→ GIVEN PROBLEM: Return the material word for word. Do not include the pictures.

→ SUPPLIED INFORMATION:
============================================================

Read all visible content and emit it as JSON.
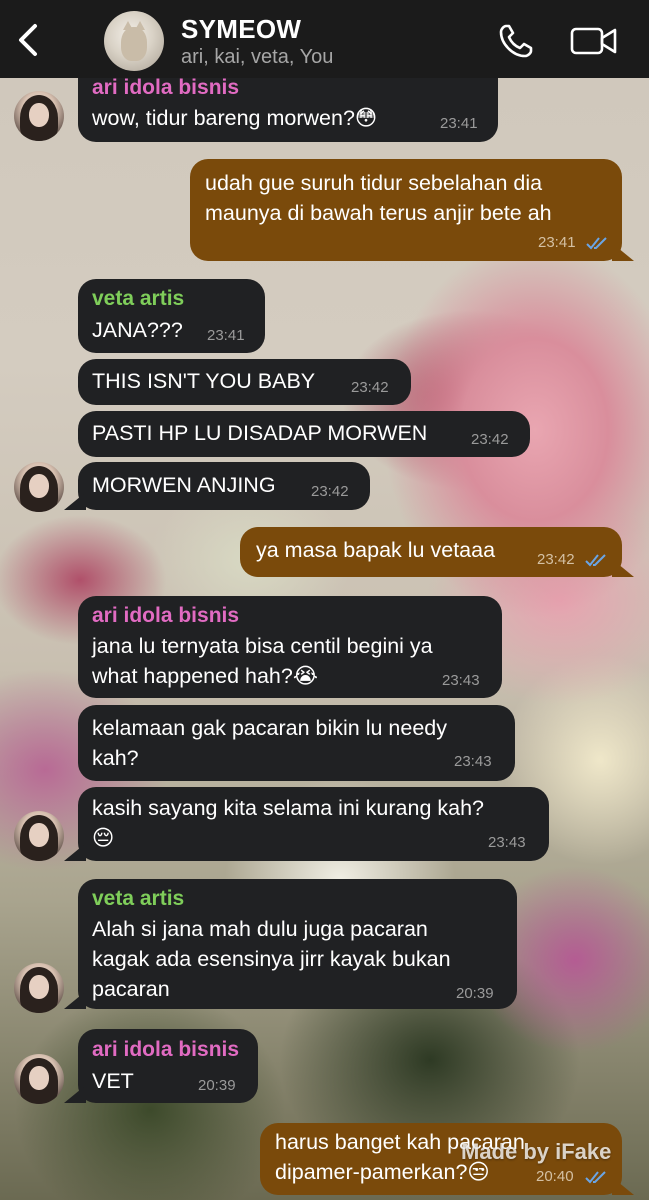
{
  "header": {
    "title": "SYMEOW",
    "members": "ari, kai, veta, You",
    "back_icon": "chevron-left-icon",
    "call_icon": "phone-icon",
    "video_icon": "video-camera-icon"
  },
  "messages": [
    {
      "dir": "in",
      "sender": "ari idola bisnis",
      "sender_color": "#e16bc2",
      "text": "wow, tidur bareng morwen?😳",
      "time": "23:41"
    },
    {
      "dir": "out",
      "text": "udah gue suruh tidur sebelahan dia\nmaunya di bawah terus anjir bete ah",
      "time": "23:41",
      "status": "read"
    },
    {
      "dir": "in",
      "sender": "veta artis",
      "sender_color": "#7fce5a",
      "text": "JANA???",
      "time": "23:41"
    },
    {
      "dir": "in",
      "text": "THIS ISN'T YOU BABY",
      "time": "23:42"
    },
    {
      "dir": "in",
      "text": "PASTI HP LU DISADAP MORWEN",
      "time": "23:42"
    },
    {
      "dir": "in",
      "text": "MORWEN ANJING",
      "time": "23:42"
    },
    {
      "dir": "out",
      "text": "ya masa bapak lu vetaaa",
      "time": "23:42",
      "status": "read"
    },
    {
      "dir": "in",
      "sender": "ari idola bisnis",
      "sender_color": "#e16bc2",
      "text": "jana lu ternyata bisa centil begini ya\nwhat happened hah?😭",
      "time": "23:43"
    },
    {
      "dir": "in",
      "text": "kelamaan gak pacaran bikin lu needy\nkah?",
      "time": "23:43"
    },
    {
      "dir": "in",
      "text": "kasih sayang kita selama ini kurang kah?\n😔",
      "time": "23:43"
    },
    {
      "dir": "in",
      "sender": "veta artis",
      "sender_color": "#7fce5a",
      "text": "Alah si jana mah dulu juga pacaran\nkagak ada esensinya jirr kayak bukan\npacaran",
      "time": "20:39"
    },
    {
      "dir": "in",
      "sender": "ari idola bisnis",
      "sender_color": "#e16bc2",
      "text": "VET",
      "time": "20:39"
    },
    {
      "dir": "out",
      "text": "harus banget kah pacaran\ndipamer-pamerkan?😒",
      "time": "20:40",
      "status": "read"
    }
  ],
  "watermark": "Made by iFake",
  "colors": {
    "header_bg": "#1b1b1b",
    "incoming_bubble": "#202123",
    "outgoing_bubble": "#7a4a0b",
    "read_ticks": "#6aa5e6"
  }
}
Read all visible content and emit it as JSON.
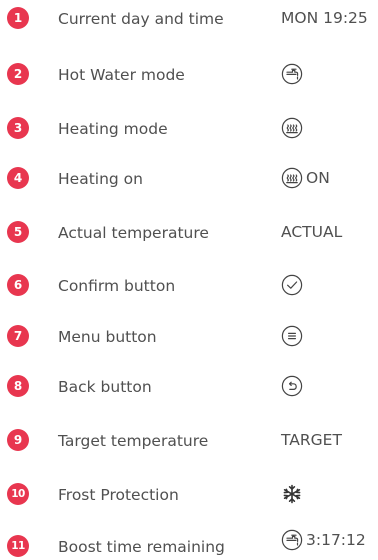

============================================================

→ RESPONSE:
Read all visible content and emit it as JSON.
{
  "header": {
    "title": "SYMEOW",
    "members": "ari, kai, veta, You",
    "back_icon": "chevron-left-icon",
    "call_icon": "phone-icon",
    "video_icon": "video-camera-icon"
  },
  "messages": [
    {
      "dir": "in",
      "sender": "ari idola bisnis",
      "sender_color": "#e16bc2",
      "text": "wow, tidur bareng morwen?😳",
      "time": "23:41"
    },
    {
      "dir": "out",
      "text": "udah gue suruh tidur sebelahan dia\nmaunya di bawah terus anjir bete ah",
      "time": "23:41",
      "status": "read"
    },
    {
      "dir": "in",
      "sender": "veta artis",
      "sender_color": "#7fce5a",
      "text": "JANA???",
      "time": "23:41"
    },
    {
      "dir": "in",
      "text": "THIS ISN'T YOU BABY",
      "time": "23:42"
    },
    {
      "dir": "in",
      "text": "PASTI HP LU DISADAP MORWEN",
      "time": "23:42"
    },
    {
      "dir": "in",
      "text": "MORWEN ANJING",
      "time": "23:42"
    },
    {
      "dir": "out",
      "text": "ya masa bapak lu vetaaa",
      "time": "23:42",
      "status": "read"
    },
    {
      "dir": "in",
      "sender": "ari idola bisnis",
      "sender_color": "#e16bc2",
      "text": "jana lu ternyata bisa centil begini ya\nwhat happened hah?😭",
      "time": "23:43"
    },
    {
      "dir": "in",
      "text": "kelamaan gak pacaran bikin lu needy\nkah?",
      "time": "23:43"
    },
    {
      "dir": "in",
      "text": "kasih sayang kita selama ini kurang kah?\n😔",
      "time": "23:43"
    },
    {
      "dir": "in",
      "sender": "veta artis",
      "sender_color": "#7fce5a",
      "text": "Alah si jana mah dulu juga pacaran\nkagak ada esensinya jirr kayak bukan\npacaran",
      "time": "20:39"
    },
    {
      "dir": "in",
      "sender": "ari idola bisnis",
      "sender_color": "#e16bc2",
      "text": "VET",
      "time": "20:39"
    },
    {
      "dir": "out",
      "text": "harus banget kah pacaran\ndipamer-pamerkan?😒",
      "time": "20:40",
      "status": "read"
    }
  ],
  "watermark": "Made by iFake",
  "colors": {
    "header_bg": "#1b1b1b",
    "incoming_bubble": "#202123",
    "outgoing_bubble": "#7a4a0b",
    "read_ticks": "#6aa5e6"
  }
}
Read all visible content and emit it as JSON.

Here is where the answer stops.